• [THE DATA]
start
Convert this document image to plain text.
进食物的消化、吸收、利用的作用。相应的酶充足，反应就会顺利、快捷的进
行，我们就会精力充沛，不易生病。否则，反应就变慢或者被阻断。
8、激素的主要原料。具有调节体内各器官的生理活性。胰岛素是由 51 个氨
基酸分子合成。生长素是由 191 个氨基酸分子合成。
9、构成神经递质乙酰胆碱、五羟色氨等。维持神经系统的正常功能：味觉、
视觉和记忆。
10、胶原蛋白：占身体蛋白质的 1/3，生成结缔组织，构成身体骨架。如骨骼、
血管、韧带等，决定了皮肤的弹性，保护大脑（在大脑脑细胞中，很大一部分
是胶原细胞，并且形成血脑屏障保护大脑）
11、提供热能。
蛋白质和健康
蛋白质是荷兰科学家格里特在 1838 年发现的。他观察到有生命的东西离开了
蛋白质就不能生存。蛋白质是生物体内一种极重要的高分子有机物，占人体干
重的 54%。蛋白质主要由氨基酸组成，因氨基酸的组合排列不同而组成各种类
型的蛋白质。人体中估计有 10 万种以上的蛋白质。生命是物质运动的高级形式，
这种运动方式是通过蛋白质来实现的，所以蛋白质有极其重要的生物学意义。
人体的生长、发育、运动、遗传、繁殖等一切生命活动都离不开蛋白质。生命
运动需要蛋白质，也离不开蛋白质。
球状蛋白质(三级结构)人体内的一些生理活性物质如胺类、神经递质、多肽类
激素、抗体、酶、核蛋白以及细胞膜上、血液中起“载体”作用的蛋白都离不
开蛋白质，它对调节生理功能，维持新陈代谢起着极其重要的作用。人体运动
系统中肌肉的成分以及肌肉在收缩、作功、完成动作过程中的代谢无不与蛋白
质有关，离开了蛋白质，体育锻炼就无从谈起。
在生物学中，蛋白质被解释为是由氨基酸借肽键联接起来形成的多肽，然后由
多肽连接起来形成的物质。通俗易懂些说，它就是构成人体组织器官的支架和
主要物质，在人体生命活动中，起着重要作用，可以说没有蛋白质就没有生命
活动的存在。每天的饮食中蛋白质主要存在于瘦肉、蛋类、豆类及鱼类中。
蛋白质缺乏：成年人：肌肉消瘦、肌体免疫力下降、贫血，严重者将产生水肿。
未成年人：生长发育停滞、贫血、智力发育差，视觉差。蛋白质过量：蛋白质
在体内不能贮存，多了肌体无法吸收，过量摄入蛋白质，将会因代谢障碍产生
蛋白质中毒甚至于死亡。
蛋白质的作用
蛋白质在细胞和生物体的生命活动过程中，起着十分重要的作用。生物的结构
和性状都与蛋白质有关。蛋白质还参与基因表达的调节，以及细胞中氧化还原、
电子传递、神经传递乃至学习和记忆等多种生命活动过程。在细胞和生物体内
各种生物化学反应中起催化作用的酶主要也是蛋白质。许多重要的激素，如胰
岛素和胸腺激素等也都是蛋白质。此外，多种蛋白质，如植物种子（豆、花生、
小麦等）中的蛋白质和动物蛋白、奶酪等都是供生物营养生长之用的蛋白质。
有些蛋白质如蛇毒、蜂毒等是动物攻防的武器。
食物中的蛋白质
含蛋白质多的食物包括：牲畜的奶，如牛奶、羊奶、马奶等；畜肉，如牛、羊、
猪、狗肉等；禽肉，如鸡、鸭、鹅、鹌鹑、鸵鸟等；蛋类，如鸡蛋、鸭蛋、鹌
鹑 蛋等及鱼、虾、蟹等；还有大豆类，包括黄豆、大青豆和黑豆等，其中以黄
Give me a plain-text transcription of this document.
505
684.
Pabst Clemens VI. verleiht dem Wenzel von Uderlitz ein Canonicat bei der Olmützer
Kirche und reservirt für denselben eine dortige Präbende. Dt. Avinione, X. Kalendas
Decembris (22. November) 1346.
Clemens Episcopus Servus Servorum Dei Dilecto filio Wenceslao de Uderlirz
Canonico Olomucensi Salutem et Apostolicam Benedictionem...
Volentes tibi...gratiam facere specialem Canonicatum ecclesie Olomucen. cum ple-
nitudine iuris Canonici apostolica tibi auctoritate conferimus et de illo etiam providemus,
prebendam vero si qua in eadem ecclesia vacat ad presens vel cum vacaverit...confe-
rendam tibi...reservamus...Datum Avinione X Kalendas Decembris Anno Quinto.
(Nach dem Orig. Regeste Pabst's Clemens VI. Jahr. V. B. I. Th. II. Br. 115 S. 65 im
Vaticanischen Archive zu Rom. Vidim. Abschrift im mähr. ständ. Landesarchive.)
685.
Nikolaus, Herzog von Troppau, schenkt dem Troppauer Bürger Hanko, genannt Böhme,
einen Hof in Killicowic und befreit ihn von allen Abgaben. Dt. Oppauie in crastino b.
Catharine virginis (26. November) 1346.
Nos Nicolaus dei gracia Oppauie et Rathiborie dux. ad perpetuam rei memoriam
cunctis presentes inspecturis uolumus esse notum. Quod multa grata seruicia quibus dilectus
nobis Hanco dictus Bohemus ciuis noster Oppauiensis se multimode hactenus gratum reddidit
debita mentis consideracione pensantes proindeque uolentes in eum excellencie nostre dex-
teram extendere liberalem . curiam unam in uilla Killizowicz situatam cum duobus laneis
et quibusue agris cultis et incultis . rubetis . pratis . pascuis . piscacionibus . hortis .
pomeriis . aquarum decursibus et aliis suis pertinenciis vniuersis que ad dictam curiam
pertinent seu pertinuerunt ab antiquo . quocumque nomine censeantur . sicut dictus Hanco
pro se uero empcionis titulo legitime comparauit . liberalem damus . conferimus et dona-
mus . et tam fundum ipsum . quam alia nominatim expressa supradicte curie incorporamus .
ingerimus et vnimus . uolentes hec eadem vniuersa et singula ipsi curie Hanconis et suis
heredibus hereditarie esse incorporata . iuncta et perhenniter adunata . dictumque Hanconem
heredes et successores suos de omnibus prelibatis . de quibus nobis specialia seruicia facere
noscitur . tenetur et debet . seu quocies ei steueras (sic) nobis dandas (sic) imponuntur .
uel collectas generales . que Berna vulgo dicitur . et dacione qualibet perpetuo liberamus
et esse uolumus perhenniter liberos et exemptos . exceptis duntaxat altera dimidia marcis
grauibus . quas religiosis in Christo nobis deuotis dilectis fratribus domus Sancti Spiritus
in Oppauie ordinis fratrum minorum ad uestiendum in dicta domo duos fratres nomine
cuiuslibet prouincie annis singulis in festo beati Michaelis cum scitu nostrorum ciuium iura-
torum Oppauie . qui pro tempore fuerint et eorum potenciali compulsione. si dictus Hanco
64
end
• [INSTRUCTIONS TO FOLLOW]
In the entries above, identify every line with the word "Kalendas". Copy those lines.

• [ANSWER TO THE EXERCISE]
Kirche und reservirt für denselben eine dortige Präbende. Dt. Avinione, X. Kalendas
rendam tibi...reservamus...Datum Avinione X Kalendas Decembris Anno Quinto.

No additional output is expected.